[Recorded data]
▶

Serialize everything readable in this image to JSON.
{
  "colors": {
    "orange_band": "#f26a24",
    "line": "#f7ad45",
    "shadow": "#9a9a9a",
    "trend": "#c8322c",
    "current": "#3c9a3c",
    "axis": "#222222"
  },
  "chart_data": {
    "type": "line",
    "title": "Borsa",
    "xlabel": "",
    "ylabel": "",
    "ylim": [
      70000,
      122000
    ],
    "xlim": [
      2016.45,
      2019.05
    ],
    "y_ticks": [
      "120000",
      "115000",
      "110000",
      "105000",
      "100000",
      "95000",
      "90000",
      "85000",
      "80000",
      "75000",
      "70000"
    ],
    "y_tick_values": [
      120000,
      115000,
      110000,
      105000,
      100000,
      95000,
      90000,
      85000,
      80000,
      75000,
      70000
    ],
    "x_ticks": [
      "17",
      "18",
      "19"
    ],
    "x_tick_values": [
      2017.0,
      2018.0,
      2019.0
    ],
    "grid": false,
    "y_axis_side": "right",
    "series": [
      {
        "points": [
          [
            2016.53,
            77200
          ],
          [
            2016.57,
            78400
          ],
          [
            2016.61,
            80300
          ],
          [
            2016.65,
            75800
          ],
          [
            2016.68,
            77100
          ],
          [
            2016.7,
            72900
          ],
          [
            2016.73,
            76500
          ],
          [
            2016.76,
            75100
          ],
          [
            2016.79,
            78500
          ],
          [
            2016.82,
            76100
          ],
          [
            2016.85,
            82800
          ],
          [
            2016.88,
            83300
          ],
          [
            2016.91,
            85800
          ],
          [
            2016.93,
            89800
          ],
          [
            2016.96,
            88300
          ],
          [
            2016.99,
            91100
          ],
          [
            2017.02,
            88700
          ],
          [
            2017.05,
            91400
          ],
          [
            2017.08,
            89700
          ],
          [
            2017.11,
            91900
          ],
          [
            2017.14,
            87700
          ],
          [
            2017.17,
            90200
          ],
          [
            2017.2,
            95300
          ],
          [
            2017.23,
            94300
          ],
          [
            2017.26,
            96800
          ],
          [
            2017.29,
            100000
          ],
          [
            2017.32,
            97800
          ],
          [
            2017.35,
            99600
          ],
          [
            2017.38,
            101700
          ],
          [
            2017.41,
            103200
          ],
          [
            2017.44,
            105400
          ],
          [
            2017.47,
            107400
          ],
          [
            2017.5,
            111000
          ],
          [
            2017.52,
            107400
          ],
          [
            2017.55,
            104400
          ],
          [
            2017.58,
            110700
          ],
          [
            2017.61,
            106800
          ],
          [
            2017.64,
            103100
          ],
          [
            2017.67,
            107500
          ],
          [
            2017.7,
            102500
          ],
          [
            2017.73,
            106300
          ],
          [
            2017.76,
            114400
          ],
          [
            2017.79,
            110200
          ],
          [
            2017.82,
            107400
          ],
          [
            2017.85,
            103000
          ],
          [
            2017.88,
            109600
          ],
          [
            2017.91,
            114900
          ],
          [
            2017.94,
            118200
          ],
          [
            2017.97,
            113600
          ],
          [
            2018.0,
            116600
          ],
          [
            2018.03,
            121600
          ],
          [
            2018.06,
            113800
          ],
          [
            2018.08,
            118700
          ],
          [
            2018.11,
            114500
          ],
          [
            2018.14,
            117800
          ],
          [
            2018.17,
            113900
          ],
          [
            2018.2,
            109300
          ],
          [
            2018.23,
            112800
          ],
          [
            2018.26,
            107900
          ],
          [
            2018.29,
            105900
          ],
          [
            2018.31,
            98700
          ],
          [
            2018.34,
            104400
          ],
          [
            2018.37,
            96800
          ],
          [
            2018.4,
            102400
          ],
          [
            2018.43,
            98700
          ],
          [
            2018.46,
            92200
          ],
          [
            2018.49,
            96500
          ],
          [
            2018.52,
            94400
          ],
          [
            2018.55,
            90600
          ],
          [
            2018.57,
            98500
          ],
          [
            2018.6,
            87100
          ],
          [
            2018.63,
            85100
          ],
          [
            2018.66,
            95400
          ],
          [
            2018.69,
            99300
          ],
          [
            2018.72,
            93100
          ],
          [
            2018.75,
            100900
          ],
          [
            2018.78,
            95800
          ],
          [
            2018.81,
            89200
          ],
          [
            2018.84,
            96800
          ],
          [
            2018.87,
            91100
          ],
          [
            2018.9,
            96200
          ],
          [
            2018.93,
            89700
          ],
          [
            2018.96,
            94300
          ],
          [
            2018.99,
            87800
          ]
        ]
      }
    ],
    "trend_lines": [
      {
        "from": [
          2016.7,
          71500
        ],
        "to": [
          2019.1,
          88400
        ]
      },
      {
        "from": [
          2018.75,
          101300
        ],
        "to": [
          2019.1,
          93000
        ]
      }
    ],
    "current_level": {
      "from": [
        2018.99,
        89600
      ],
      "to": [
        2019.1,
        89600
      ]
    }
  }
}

◀

Print out the whole listing exactly as it appears.

> **Response to the exercise**:
Serialize everything readable in this image to JSON.
{
  "colors": {
    "orange_band": "#f26a24",
    "line": "#f7ad45",
    "shadow": "#9a9a9a",
    "trend": "#c8322c",
    "current": "#3c9a3c",
    "axis": "#222222"
  },
  "chart_data": {
    "type": "line",
    "title": "Borsa",
    "xlabel": "",
    "ylabel": "",
    "ylim": [
      70000,
      122000
    ],
    "xlim": [
      2016.45,
      2019.05
    ],
    "y_ticks": [
      "120000",
      "115000",
      "110000",
      "105000",
      "100000",
      "95000",
      "90000",
      "85000",
      "80000",
      "75000",
      "70000"
    ],
    "y_tick_values": [
      120000,
      115000,
      110000,
      105000,
      100000,
      95000,
      90000,
      85000,
      80000,
      75000,
      70000
    ],
    "x_ticks": [
      "17",
      "18",
      "19"
    ],
    "x_tick_values": [
      2017.0,
      2018.0,
      2019.0
    ],
    "grid": false,
    "y_axis_side": "right",
    "series": [
      {
        "points": [
          [
            2016.53,
            77200
          ],
          [
            2016.57,
            78400
          ],
          [
            2016.61,
            80300
          ],
          [
            2016.65,
            75800
          ],
          [
            2016.68,
            77100
          ],
          [
            2016.7,
            72900
          ],
          [
            2016.73,
            76500
          ],
          [
            2016.76,
            75100
          ],
          [
            2016.79,
            78500
          ],
          [
            2016.82,
            76100
          ],
          [
            2016.85,
            82800
          ],
          [
            2016.88,
            83300
          ],
          [
            2016.91,
            85800
          ],
          [
            2016.93,
            89800
          ],
          [
            2016.96,
            88300
          ],
          [
            2016.99,
            91100
          ],
          [
            2017.02,
            88700
          ],
          [
            2017.05,
            91400
          ],
          [
            2017.08,
            89700
          ],
          [
            2017.11,
            91900
          ],
          [
            2017.14,
            87700
          ],
          [
            2017.17,
            90200
          ],
          [
            2017.2,
            95300
          ],
          [
            2017.23,
            94300
          ],
          [
            2017.26,
            96800
          ],
          [
            2017.29,
            100000
          ],
          [
            2017.32,
            97800
          ],
          [
            2017.35,
            99600
          ],
          [
            2017.38,
            101700
          ],
          [
            2017.41,
            103200
          ],
          [
            2017.44,
            105400
          ],
          [
            2017.47,
            107400
          ],
          [
            2017.5,
            111000
          ],
          [
            2017.52,
            107400
          ],
          [
            2017.55,
            104400
          ],
          [
            2017.58,
            110700
          ],
          [
            2017.61,
            106800
          ],
          [
            2017.64,
            103100
          ],
          [
            2017.67,
            107500
          ],
          [
            2017.7,
            102500
          ],
          [
            2017.73,
            106300
          ],
          [
            2017.76,
            114400
          ],
          [
            2017.79,
            110200
          ],
          [
            2017.82,
            107400
          ],
          [
            2017.85,
            103000
          ],
          [
            2017.88,
            109600
          ],
          [
            2017.91,
            114900
          ],
          [
            2017.94,
            118200
          ],
          [
            2017.97,
            113600
          ],
          [
            2018.0,
            116600
          ],
          [
            2018.03,
            121600
          ],
          [
            2018.06,
            113800
          ],
          [
            2018.08,
            118700
          ],
          [
            2018.11,
            114500
          ],
          [
            2018.14,
            117800
          ],
          [
            2018.17,
            113900
          ],
          [
            2018.2,
            109300
          ],
          [
            2018.23,
            112800
          ],
          [
            2018.26,
            107900
          ],
          [
            2018.29,
            105900
          ],
          [
            2018.31,
            98700
          ],
          [
            2018.34,
            104400
          ],
          [
            2018.37,
            96800
          ],
          [
            2018.4,
            102400
          ],
          [
            2018.43,
            98700
          ],
          [
            2018.46,
            92200
          ],
          [
            2018.49,
            96500
          ],
          [
            2018.52,
            94400
          ],
          [
            2018.55,
            90600
          ],
          [
            2018.57,
            98500
          ],
          [
            2018.6,
            87100
          ],
          [
            2018.63,
            85100
          ],
          [
            2018.66,
            95400
          ],
          [
            2018.69,
            99300
          ],
          [
            2018.72,
            93100
          ],
          [
            2018.75,
            100900
          ],
          [
            2018.78,
            95800
          ],
          [
            2018.81,
            89200
          ],
          [
            2018.84,
            96800
          ],
          [
            2018.87,
            91100
          ],
          [
            2018.9,
            96200
          ],
          [
            2018.93,
            89700
          ],
          [
            2018.96,
            94300
          ],
          [
            2018.99,
            87800
          ]
        ]
      }
    ],
    "trend_lines": [
      {
        "from": [
          2016.7,
          71500
        ],
        "to": [
          2019.1,
          88400
        ]
      },
      {
        "from": [
          2018.75,
          101300
        ],
        "to": [
          2019.1,
          93000
        ]
      }
    ],
    "current_level": {
      "from": [
        2018.99,
        89600
      ],
      "to": [
        2019.1,
        89600
      ]
    }
  }
}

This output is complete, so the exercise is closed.